WORK TO DO.
Copy every line of the following data that includes the string "Growth".

============================================================

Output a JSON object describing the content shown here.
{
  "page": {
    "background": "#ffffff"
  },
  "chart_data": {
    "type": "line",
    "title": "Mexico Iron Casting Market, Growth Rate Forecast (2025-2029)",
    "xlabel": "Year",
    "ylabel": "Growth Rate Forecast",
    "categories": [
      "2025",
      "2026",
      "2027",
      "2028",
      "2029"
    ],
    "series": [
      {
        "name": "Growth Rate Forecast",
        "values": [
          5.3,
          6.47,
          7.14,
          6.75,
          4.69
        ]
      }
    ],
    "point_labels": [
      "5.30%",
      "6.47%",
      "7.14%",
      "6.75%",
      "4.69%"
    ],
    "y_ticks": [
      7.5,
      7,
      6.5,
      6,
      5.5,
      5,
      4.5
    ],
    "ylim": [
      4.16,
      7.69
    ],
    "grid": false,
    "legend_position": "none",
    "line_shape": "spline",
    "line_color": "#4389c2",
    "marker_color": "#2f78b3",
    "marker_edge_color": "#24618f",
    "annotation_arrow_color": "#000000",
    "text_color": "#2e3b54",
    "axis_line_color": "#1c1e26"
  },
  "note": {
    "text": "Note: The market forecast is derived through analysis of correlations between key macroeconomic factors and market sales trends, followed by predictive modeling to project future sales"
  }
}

============================================================

FINISHED ANSWER.
    "title": "Mexico Iron Casting Market, Growth Rate Forecast (2025-2029)",
    "ylabel": "Growth Rate Forecast",
        "name": "Growth Rate Forecast",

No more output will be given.